AVAILABLE RECORDS:
*** Block opens ***
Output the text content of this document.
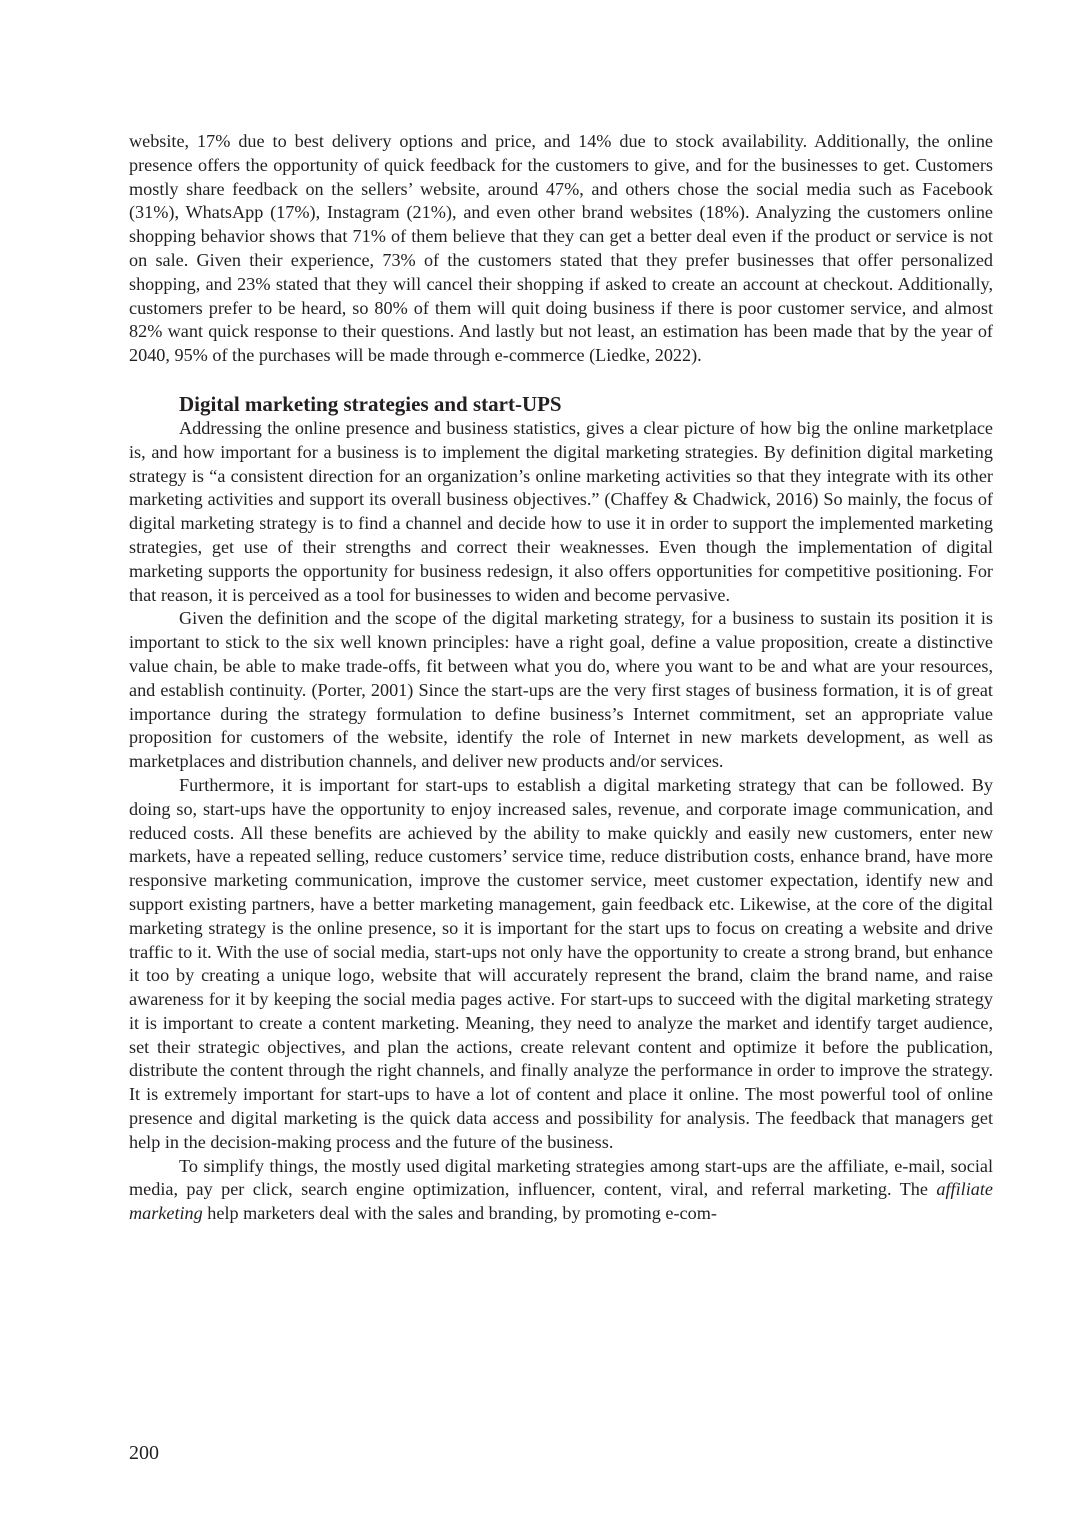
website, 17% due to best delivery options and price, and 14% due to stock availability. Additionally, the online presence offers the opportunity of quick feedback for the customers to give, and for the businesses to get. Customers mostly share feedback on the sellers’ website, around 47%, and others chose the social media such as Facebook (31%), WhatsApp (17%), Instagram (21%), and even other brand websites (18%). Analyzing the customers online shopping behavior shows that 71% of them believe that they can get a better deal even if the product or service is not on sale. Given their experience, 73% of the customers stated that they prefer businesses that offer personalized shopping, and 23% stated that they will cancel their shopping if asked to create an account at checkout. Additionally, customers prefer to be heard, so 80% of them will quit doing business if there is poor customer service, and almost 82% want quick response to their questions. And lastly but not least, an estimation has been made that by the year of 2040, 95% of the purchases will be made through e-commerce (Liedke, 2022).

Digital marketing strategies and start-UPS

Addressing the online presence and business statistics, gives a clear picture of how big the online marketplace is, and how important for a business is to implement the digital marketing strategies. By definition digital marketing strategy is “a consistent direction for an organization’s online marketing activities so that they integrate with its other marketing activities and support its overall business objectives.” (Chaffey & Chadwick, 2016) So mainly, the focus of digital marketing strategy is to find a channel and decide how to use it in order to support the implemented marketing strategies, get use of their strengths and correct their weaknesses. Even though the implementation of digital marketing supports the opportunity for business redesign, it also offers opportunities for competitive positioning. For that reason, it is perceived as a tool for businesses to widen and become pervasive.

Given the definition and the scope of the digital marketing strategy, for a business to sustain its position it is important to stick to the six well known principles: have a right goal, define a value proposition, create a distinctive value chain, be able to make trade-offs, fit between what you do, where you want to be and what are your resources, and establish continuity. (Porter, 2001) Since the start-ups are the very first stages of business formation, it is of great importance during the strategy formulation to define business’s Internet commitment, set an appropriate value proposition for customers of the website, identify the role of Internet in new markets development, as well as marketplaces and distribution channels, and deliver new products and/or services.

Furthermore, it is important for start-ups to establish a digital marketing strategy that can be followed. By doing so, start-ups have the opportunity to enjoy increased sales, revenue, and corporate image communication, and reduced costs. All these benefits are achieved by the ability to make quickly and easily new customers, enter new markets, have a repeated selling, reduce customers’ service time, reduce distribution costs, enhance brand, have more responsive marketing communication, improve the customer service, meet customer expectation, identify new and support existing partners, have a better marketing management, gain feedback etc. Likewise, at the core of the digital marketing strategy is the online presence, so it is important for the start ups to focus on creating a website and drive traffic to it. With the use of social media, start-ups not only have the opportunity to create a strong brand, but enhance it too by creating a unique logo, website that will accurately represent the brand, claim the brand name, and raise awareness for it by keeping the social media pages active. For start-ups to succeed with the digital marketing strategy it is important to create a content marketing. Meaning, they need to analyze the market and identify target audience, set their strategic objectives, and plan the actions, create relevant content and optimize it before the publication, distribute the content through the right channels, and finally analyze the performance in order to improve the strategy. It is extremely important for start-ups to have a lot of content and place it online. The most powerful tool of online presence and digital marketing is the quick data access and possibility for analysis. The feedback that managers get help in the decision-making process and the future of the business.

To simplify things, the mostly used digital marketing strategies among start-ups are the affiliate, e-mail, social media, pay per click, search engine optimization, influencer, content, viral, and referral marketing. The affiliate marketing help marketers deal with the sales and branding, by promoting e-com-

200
*** Block closes ***
TASK:
Leave out the pictures and set down everything else in the entries above exactly.

RESPONSE:
Output the text content of this document.
website, 17% due to best delivery options and price, and 14% due to stock availability. Additionally, the online presence offers the opportunity of quick feedback for the customers to give, and for the businesses to get. Customers mostly share feedback on the sellers’ website, around 47%, and others chose the social media such as Facebook (31%), WhatsApp (17%), Instagram (21%), and even other brand websites (18%). Analyzing the customers online shopping behavior shows that 71% of them believe that they can get a better deal even if the product or service is not on sale. Given their experience, 73% of the customers stated that they prefer businesses that offer personalized shopping, and 23% stated that they will cancel their shopping if asked to create an account at checkout. Additionally, customers prefer to be heard, so 80% of them will quit doing business if there is poor customer service, and almost 82% want quick response to their questions. And lastly but not least, an estimation has been made that by the year of 2040, 95% of the purchases will be made through e-commerce (Liedke, 2022).

Digital marketing strategies and start-UPS

Addressing the online presence and business statistics, gives a clear picture of how big the online marketplace is, and how important for a business is to implement the digital marketing strategies. By definition digital marketing strategy is “a consistent direction for an organization’s online marketing activities so that they integrate with its other marketing activities and support its overall business objectives.” (Chaffey & Chadwick, 2016) So mainly, the focus of digital marketing strategy is to find a channel and decide how to use it in order to support the implemented marketing strategies, get use of their strengths and correct their weaknesses. Even though the implementation of digital marketing supports the opportunity for business redesign, it also offers opportunities for competitive positioning. For that reason, it is perceived as a tool for businesses to widen and become pervasive.

Given the definition and the scope of the digital marketing strategy, for a business to sustain its position it is important to stick to the six well known principles: have a right goal, define a value proposition, create a distinctive value chain, be able to make trade-offs, fit between what you do, where you want to be and what are your resources, and establish continuity. (Porter, 2001) Since the start-ups are the very first stages of business formation, it is of great importance during the strategy formulation to define business’s Internet commitment, set an appropriate value proposition for customers of the website, identify the role of Internet in new markets development, as well as marketplaces and distribution channels, and deliver new products and/or services.

Furthermore, it is important for start-ups to establish a digital marketing strategy that can be followed. By doing so, start-ups have the opportunity to enjoy increased sales, revenue, and corporate image communication, and reduced costs. All these benefits are achieved by the ability to make quickly and easily new customers, enter new markets, have a repeated selling, reduce customers’ service time, reduce distribution costs, enhance brand, have more responsive marketing communication, improve the customer service, meet customer expectation, identify new and support existing partners, have a better marketing management, gain feedback etc. Likewise, at the core of the digital marketing strategy is the online presence, so it is important for the start ups to focus on creating a website and drive traffic to it. With the use of social media, start-ups not only have the opportunity to create a strong brand, but enhance it too by creating a unique logo, website that will accurately represent the brand, claim the brand name, and raise awareness for it by keeping the social media pages active. For start-ups to succeed with the digital marketing strategy it is important to create a content marketing. Meaning, they need to analyze the market and identify target audience, set their strategic objectives, and plan the actions, create relevant content and optimize it before the publication, distribute the content through the right channels, and finally analyze the performance in order to improve the strategy. It is extremely important for start-ups to have a lot of content and place it online. The most powerful tool of online presence and digital marketing is the quick data access and possibility for analysis. The feedback that managers get help in the decision-making process and the future of the business.

To simplify things, the mostly used digital marketing strategies among start-ups are the affiliate, e-mail, social media, pay per click, search engine optimization, influencer, content, viral, and referral marketing. The affiliate marketing help marketers deal with the sales and branding, by promoting e-com-

200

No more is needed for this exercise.